__Text provided__
----
Am 08.05.2021 um 18:23 schrieb Ryan Joseph via fpc-devel:

On May 8, 2021, at 7:59 AM, Sven Barth via fpc-devel 
<fpc-devel@lists.freepascal.org> wrote:

It has the exact same problems that my branch had (especially the interaction 
of reference counted instances with non-reference counted ones).

Using a variable/parameter/field based approach (like the idea with managed 
records and default fields) is the more flexible one compared to the type or 
instance based one and thus it's more favorable.
I still don't understand how the record approach is that much different from a managed 
class type which calls the same set of management operators.  Can we make a pros-cons 
list to clear this up and give an example of "especially the interaction of 
reference counted instances with non-reference counted ones"?

Here's the most recent things we brought up:

- Records can't be cast in a way that would break reference counting (like a 
managed class being cast to TObject would).
- Generic records would create a proliferation of new types for all classes you wanted managed, so instead of using 
TFPGList<TSomeObject> you're using TManagedSomeObjectList or TManaged<TFPGList<TSomeObject>>, or 
worse yet "specialize TManaged<specialize TFPGList<TSomeObject>>"

Otherwise the same set of circular references exists but I'm not sure about 
your concern about mixing managed types yet.
It's not about reference counted classes vs. managed records, but about whether it's *per type* or *per variable*, the implementation details are completely irrelevant for now.

And the problems are assigning a reference counted class instance to a non-reference counted variable or parameter. Also casting such a reference counted class to a non-reference counted one (e.g. to TObject). Allowing these kind of operations would either need to be forbidden which would restrict the usability of such classes or they could potentially lead to memory leaks or premature freeing. Not to mention how calling the destructor would react if the reference count isn't 0.

By using a mechanism based on the variable/field/parameter type you have a much more fine grained control and if one leaves out the implicit assignment from the wrapped class type to the non-wrapped one then one needs to do an explicit conversion.
----
__Data to examine__
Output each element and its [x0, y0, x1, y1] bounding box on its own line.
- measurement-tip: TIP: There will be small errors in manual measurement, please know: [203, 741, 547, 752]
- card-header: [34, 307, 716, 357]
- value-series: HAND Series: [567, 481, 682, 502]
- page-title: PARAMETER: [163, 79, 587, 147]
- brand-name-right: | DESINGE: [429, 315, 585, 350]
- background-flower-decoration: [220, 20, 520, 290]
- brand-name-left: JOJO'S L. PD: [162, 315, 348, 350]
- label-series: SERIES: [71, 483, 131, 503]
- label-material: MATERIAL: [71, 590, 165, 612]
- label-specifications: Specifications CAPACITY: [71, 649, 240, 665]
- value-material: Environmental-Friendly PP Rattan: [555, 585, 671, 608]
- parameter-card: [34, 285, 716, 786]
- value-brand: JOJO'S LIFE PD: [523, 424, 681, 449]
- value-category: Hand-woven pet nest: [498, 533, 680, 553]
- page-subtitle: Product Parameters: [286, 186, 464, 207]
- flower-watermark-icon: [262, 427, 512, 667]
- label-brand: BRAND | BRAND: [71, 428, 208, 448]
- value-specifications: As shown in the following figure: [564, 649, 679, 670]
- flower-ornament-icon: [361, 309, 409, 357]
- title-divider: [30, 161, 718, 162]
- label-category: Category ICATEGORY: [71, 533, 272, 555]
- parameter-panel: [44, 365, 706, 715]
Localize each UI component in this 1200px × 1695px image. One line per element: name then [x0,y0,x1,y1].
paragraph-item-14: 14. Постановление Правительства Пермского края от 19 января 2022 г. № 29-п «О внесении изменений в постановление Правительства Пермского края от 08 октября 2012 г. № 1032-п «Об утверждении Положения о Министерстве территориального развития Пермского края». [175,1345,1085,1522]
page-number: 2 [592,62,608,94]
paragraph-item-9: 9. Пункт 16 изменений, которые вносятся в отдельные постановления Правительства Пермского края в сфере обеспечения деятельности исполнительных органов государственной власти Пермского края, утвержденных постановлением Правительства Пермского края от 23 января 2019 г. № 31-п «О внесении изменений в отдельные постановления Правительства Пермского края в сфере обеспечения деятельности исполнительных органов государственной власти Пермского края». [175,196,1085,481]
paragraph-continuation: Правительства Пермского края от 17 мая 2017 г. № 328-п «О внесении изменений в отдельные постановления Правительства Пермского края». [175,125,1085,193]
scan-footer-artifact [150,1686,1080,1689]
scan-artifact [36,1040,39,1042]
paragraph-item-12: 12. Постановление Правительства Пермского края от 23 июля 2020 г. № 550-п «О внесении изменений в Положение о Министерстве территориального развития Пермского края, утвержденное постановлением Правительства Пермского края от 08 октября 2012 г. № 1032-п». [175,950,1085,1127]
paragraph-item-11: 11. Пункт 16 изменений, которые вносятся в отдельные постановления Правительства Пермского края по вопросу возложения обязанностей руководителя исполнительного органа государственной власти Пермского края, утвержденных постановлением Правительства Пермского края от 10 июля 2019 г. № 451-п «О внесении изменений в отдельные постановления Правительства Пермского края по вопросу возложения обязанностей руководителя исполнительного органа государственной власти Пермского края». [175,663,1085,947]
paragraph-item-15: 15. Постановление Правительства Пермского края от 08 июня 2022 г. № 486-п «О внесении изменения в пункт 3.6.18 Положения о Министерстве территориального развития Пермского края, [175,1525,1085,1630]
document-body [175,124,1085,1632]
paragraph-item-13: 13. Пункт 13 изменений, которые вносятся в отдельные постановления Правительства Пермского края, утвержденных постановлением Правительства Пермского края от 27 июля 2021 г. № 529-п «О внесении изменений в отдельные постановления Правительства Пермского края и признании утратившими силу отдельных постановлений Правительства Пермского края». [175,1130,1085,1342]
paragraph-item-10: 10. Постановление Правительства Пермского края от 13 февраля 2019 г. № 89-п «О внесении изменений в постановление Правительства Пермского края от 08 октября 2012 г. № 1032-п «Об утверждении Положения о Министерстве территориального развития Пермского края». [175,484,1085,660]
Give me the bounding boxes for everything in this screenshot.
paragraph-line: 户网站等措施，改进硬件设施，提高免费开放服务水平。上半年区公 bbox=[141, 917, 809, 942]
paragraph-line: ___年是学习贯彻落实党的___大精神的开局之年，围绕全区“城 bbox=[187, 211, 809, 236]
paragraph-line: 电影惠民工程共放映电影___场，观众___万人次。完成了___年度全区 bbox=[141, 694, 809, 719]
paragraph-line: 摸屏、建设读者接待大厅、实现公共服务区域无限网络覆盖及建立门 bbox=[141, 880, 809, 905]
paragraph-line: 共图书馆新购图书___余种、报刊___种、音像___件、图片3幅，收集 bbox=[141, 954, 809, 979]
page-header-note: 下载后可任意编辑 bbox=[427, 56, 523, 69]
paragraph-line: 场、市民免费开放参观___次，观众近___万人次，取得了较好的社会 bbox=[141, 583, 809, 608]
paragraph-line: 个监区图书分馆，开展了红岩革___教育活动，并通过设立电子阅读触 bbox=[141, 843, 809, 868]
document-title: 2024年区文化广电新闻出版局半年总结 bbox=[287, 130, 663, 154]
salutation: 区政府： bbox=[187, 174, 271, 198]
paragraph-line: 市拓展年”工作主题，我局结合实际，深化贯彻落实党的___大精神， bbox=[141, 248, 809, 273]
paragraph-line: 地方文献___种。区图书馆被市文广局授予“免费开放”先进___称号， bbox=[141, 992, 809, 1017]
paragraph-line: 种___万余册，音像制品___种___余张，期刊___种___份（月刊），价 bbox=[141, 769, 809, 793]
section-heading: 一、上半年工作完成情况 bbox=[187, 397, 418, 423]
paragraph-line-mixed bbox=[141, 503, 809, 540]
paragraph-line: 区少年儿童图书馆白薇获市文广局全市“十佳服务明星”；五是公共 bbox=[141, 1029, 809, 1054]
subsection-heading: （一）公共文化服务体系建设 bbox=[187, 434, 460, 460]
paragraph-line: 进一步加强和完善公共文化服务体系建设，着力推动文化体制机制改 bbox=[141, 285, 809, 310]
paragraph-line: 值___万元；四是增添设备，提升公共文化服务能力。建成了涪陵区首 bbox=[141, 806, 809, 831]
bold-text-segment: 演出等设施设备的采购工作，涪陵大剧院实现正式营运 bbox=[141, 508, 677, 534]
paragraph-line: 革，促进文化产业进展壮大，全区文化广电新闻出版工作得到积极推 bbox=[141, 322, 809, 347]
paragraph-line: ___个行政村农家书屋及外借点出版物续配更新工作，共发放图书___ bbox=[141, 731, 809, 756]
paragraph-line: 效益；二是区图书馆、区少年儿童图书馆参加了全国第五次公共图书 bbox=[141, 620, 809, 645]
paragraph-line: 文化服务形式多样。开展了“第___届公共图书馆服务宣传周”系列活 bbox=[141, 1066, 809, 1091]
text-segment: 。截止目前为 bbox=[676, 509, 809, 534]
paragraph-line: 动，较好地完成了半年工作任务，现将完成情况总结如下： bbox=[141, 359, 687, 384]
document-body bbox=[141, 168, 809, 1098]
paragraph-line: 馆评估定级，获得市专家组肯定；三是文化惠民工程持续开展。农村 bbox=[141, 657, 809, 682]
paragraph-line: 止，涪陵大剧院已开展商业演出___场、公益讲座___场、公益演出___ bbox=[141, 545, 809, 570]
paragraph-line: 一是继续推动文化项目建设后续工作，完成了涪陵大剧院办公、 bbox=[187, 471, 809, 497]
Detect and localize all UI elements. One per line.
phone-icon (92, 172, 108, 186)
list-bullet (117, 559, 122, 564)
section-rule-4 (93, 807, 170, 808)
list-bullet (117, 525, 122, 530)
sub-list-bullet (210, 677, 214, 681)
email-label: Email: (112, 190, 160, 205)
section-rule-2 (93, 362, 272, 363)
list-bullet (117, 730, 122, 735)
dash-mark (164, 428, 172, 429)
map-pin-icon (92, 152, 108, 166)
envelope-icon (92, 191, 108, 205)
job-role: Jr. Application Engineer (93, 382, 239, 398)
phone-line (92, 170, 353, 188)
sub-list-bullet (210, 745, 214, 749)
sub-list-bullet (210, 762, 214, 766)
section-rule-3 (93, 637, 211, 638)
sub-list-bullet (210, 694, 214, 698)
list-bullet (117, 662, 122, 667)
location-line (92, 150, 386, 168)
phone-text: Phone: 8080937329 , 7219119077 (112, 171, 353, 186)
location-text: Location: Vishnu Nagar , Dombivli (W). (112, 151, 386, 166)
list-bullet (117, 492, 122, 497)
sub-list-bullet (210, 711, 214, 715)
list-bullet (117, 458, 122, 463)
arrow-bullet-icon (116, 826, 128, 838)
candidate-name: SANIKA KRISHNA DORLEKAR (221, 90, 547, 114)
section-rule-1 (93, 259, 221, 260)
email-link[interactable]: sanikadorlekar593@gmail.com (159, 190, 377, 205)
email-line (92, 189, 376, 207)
----
__Prompt 1__
Translate into German this sentence from the mailing-list message on reference counting: "I still don't understand how the record approach is that much different from a managed class type which calls the same set of management operators."
__Prompt 2__
Reproduce character for character the stretch of the mailing-list message on reference counting from "It has the exact" through "it's more favorable.".
__Prompt 3__
Summarize the mailing-list message on reference counting in two sentences.

__Response box 1__
Ich verstehe immer noch nicht, inwiefern sich der Record-Ansatz so sehr von einem verwalteten Klassentyp unterscheidet, der dieselben Verwaltungsoperatoren aufruft.

__Response box 2__
It has the exact same problems that my branch had (especially the interaction 
of reference counted instances with non-reference counted ones).

Using a variable/parameter/field based approach (like the idea with managed 
records and default fields) is the more flexible one compared to the type or 
instance based one and thus it's more favorable.

__Response box 3__
Ryan Joseph asks how a record-based approach differs from a managed class type and lists points raised so far, such as records not being castable in a way that breaks reference counting and generic records producing a proliferation of new types. The reply holds that the issue is whether management is per type or per variable, warns that assigning or casting reference-counted class instances to non-reference-counted variables or types could lead to memory leaks or premature freeing, and favors a mechanism based on the variable, field, or parameter type for its finer control.